(Page extract):
════

Investors pile in on Reits after Fed rate cut; STI up 0.2% on Wednesday


Read? Investors pile in on Reits after Fed rate cut; STI up 0.2% on Wednesday


INVESTORS piled in on Singapore real estate investment trusts (S-Reits) after the US Federal Reserve's 50-basis-point emergency rate cut to boost confidence in the economy amid the Covid-19 outbreak.

On Wednesday, Reits - often viewed as key beneficiaries of reduced borrowing costs - outperformed the broader market. The iEdge S-REIT Index, which tracks all S-Reits, gained 47.4 points or 3.3 per cent to 1,468.78, its biggest ever single day jump.

Within the asset class, industrial- and retail-related Reits performed best. Heavyweights Ascendas Reit climbed S$0.13 or 4.1 per cent to S$3.33, CapitaLand Commercial Trust jumped S$0.11 or 5.7 per cent to S$2.03 and CapitaLand Mall Trust leapt S$0.12 or 5.1 per cent to finish at S$2.46.

════

(Material provided):
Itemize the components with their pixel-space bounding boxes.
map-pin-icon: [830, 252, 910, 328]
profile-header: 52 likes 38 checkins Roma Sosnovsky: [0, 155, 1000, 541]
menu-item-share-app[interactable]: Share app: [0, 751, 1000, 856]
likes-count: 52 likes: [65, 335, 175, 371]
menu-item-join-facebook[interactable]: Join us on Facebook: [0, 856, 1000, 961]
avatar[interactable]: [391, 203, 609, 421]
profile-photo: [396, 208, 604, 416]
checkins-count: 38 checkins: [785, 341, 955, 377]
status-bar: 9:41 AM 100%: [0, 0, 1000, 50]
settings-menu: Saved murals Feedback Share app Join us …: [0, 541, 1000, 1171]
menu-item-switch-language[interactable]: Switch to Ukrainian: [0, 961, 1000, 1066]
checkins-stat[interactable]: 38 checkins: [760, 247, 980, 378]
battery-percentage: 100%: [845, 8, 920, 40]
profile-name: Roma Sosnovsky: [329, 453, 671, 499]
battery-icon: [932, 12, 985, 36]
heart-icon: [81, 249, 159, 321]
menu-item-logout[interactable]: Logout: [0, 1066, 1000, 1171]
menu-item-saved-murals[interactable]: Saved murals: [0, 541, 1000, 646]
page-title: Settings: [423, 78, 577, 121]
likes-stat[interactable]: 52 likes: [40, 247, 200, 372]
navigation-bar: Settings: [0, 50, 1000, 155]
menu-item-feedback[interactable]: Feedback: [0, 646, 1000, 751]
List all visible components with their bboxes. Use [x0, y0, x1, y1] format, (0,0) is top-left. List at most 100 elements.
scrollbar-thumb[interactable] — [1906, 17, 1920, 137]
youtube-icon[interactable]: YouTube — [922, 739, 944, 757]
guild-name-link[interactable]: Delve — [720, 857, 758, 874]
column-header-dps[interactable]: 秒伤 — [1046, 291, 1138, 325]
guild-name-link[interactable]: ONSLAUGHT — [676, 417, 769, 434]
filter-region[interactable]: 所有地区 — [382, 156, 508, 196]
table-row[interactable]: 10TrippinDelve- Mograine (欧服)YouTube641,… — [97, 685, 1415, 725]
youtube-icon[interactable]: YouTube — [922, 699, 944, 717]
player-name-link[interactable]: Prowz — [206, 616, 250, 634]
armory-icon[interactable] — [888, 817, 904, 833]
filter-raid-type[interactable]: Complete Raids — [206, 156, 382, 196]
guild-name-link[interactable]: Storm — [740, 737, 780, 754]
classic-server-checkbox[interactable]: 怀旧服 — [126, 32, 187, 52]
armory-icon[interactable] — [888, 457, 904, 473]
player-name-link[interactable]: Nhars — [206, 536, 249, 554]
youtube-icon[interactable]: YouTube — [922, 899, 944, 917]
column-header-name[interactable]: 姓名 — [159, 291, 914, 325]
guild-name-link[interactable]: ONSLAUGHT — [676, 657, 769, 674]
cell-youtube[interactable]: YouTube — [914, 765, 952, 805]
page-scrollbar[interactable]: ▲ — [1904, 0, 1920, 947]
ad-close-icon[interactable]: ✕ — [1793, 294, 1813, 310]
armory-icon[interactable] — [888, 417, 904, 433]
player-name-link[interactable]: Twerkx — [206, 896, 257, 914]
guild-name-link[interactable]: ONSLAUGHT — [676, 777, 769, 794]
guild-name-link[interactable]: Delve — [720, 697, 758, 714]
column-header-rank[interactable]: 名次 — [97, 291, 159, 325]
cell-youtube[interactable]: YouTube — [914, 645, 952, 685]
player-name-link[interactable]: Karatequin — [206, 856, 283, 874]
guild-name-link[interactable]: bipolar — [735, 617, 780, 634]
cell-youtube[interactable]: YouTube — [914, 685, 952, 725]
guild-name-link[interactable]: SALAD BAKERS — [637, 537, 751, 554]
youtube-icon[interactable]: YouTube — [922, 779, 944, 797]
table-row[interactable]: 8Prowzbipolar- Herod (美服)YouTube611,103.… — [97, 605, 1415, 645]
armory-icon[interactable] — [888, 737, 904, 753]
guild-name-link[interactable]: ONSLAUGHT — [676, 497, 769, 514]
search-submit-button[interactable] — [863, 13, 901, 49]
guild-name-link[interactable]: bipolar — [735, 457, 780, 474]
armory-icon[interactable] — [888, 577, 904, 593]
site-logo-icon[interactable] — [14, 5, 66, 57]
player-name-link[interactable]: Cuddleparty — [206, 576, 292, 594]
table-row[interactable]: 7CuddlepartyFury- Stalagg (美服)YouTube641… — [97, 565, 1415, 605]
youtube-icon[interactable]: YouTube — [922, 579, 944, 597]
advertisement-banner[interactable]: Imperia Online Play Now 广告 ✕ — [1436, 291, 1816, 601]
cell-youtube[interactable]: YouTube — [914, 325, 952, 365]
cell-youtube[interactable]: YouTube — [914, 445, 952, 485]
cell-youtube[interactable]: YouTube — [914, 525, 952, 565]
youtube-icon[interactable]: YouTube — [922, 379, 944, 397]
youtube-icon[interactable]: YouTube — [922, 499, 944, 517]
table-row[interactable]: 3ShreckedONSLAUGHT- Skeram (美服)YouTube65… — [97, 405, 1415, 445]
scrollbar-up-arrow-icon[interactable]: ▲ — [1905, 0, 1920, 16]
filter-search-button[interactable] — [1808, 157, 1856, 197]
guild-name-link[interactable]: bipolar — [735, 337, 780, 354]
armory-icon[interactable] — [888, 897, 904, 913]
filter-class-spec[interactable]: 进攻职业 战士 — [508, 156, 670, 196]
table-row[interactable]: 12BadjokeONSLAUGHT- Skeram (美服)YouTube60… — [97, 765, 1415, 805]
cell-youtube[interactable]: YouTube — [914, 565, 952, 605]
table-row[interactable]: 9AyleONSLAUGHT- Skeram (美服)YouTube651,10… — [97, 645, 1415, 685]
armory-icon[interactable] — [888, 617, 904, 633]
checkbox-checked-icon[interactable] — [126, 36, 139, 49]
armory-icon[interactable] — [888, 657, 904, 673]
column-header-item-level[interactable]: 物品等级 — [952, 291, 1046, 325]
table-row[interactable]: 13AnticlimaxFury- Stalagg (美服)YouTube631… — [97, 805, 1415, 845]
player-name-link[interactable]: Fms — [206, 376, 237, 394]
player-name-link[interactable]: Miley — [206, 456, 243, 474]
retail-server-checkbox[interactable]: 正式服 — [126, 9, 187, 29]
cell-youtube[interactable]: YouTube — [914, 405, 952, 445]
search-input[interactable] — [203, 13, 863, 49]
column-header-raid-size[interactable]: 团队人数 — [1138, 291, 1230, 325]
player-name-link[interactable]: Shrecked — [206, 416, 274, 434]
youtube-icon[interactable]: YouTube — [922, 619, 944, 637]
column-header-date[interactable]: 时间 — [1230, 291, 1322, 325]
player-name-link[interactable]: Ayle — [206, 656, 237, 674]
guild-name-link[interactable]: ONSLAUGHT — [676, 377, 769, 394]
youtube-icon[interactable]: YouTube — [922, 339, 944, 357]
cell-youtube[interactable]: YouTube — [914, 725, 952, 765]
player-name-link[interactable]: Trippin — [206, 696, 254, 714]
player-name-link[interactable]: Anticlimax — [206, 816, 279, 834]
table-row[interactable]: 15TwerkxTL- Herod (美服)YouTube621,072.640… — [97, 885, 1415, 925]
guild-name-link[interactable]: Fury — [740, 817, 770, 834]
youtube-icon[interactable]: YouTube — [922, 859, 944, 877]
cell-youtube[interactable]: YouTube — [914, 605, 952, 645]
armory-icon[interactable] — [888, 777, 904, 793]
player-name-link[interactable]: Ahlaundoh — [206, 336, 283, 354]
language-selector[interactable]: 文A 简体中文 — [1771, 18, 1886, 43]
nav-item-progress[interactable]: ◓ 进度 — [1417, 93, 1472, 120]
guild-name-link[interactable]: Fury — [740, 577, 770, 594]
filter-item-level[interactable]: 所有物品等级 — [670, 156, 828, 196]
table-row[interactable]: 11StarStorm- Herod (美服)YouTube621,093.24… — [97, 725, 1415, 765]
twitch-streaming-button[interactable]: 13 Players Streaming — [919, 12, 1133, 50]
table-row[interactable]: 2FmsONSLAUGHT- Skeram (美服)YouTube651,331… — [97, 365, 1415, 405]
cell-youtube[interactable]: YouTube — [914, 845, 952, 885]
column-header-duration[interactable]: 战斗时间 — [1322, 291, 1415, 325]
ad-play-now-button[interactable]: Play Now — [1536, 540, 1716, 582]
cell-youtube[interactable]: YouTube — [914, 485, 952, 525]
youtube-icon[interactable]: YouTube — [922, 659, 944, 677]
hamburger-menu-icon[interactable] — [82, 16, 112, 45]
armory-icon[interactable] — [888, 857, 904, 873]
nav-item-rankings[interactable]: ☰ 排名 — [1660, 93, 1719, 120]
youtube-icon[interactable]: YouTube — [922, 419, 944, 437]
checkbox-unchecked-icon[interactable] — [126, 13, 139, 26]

════

(Tasks to perform):
1. In the Reits news article, how much did the iEdge S-REIT Index gain on Wednesday?
2. Retype the part of the Reits news article between "Read? Investors pile in" and "finish at S$2.46.", inclusive.
3. Continue the news article about Reits after the Fed rate cut from where it stops.

(Answers for each item):
1. It gained 47.4 points, or 3.3 percent, to 1,468.78.

2.
Read? Investors pile in on Reits after Fed rate cut; STI up 0.2% on Wednesday


INVESTORS piled in on Singapore real estate investment trusts (S-Reits) after the US Federal Reserve's 50-basis-point emergency rate cut to boost confidence in the economy amid the Covid-19 outbreak.

On Wednesday, Reits - often viewed as key beneficiaries of reduced borrowing costs - outperformed the broader market. The iEdge S-REIT Index, which tracks all S-Reits, gained 47.4 points or 3.3 per cent to 1,468.78, its biggest ever single day jump.

Within the asset class, industrial- and retail-related Reits performed best. Heavyweights Ascendas Reit climbed S$0.13 or 4.1 per cent to S$3.33, CapitaLand Commercial Trust jumped S$0.11 or 5.7 per cent to S$2.03 and CapitaLand Mall Trust leapt S$0.12 or 5.1 per cent to finish at S$2.46.

3.
Mapletree Commercial Trust added S$0.11 or 5.2 per cent to S$2.24, and Mapletree Logistics Trust gained S$0.07 or 3.7 per cent to S$1.96. The latter of the two Mapletree Investments sponsored Reits received an upgrade from UOB Kay Hian to "buy" with an increased target price of S$2.08.


With other central banks likely to follow the path of the Fed, Eli Lee, head of investment strategy at Bank of Singapore noted that "the search for yield will continue to be a powerful structural driver of markets".

In a note to clients, Mr Lee recommended they switch "from poorer quality assets into steady dividend-yielding stocks, such as Singapore Reits".

While property plays benefit from looser financial conditions, OCBC Investment Research analysts prefer S-Reits over Singapore developers in the near term due to the former's "more defensive positioning and less impact from the supply chain disruption from Covid-19".

Conversely, the gains made by Reits came at the expense of the local lenders, which were laggards due to the effect that Fed cuts will have on net interest margins.

DBS shares fell S$0.25 or one per cent to S$23.91, OCBC Bank lost S$0.10 or 0.9 per cent to S$10.55 while United Overseas Bank closed at S$24, down S$0.27 or 1.1 per cent.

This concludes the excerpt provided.